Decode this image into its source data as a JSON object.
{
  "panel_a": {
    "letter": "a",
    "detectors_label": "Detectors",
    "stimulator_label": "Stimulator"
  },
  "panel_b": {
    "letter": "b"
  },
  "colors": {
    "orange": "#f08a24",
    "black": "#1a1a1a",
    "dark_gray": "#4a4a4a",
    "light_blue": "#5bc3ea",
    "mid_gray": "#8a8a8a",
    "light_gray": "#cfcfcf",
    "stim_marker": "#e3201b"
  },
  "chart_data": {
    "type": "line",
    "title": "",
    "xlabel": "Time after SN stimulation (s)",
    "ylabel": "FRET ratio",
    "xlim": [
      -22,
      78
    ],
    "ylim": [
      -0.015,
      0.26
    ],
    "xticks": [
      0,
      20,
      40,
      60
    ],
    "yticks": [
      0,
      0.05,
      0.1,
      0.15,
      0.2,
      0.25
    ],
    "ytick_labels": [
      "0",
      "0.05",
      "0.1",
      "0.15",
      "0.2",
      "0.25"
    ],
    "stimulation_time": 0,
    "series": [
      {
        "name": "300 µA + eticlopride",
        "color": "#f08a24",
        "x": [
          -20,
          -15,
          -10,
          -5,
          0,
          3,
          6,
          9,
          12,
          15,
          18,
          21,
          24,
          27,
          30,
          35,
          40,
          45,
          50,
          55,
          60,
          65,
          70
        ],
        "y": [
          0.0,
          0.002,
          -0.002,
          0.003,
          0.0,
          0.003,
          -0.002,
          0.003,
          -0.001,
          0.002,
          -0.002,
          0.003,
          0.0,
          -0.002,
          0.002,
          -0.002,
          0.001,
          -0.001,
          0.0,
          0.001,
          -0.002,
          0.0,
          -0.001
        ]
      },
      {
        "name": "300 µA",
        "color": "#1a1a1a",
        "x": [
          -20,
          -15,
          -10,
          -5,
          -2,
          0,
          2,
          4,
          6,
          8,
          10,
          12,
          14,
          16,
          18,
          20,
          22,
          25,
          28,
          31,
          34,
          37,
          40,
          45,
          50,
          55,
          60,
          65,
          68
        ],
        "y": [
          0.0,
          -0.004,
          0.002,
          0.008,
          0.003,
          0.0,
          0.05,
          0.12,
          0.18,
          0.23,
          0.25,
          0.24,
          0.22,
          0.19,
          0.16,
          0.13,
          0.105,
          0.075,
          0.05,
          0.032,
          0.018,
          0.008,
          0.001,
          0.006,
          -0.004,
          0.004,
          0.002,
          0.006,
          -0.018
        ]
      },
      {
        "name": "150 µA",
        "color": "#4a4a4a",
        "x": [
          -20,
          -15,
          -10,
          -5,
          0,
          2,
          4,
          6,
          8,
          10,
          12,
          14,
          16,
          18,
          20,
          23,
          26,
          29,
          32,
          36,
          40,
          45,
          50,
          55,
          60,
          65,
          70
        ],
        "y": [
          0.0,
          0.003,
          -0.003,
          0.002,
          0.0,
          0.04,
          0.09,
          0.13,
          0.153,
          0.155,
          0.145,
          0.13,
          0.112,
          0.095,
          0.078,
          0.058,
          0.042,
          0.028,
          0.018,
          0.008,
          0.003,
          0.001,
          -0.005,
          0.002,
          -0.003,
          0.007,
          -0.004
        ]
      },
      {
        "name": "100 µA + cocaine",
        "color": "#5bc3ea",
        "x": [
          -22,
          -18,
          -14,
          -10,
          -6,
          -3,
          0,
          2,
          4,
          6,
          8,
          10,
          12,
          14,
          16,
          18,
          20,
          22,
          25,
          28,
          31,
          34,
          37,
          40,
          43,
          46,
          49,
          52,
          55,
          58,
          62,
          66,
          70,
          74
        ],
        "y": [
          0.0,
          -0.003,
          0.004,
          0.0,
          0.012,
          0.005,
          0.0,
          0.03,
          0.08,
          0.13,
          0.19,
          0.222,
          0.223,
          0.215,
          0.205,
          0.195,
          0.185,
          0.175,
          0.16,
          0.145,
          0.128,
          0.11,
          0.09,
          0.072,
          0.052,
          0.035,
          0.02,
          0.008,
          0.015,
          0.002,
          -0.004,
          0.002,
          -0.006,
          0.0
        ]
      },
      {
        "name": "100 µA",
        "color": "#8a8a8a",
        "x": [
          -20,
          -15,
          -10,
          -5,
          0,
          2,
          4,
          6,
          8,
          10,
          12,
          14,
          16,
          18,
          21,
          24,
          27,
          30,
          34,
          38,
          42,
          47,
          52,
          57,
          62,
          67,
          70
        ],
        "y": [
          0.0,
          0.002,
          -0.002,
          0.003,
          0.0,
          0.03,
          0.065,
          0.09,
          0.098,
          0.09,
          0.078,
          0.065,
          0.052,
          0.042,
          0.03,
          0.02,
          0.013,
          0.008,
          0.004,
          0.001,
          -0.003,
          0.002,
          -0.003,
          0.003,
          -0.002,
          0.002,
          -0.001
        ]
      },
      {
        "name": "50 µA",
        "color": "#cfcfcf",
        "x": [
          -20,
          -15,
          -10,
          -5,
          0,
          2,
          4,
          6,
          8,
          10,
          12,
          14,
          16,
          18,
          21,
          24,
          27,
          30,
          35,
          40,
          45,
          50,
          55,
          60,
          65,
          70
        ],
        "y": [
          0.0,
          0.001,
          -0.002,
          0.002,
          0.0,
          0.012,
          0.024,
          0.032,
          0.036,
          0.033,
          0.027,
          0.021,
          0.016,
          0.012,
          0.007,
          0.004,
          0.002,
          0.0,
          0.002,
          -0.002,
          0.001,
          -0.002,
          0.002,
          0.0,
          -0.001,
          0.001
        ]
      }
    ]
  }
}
=-=-=-=-=
» **Written exercise**:
Scan the entries above for the word "name" and collect each line holding it.

» **Full answer**:
        "name": "300 µA + eticlopride",
        "name": "300 µA",
        "name": "150 µA",
        "name": "100 µA + cocaine",
        "name": "100 µA",
        "name": "50 µA",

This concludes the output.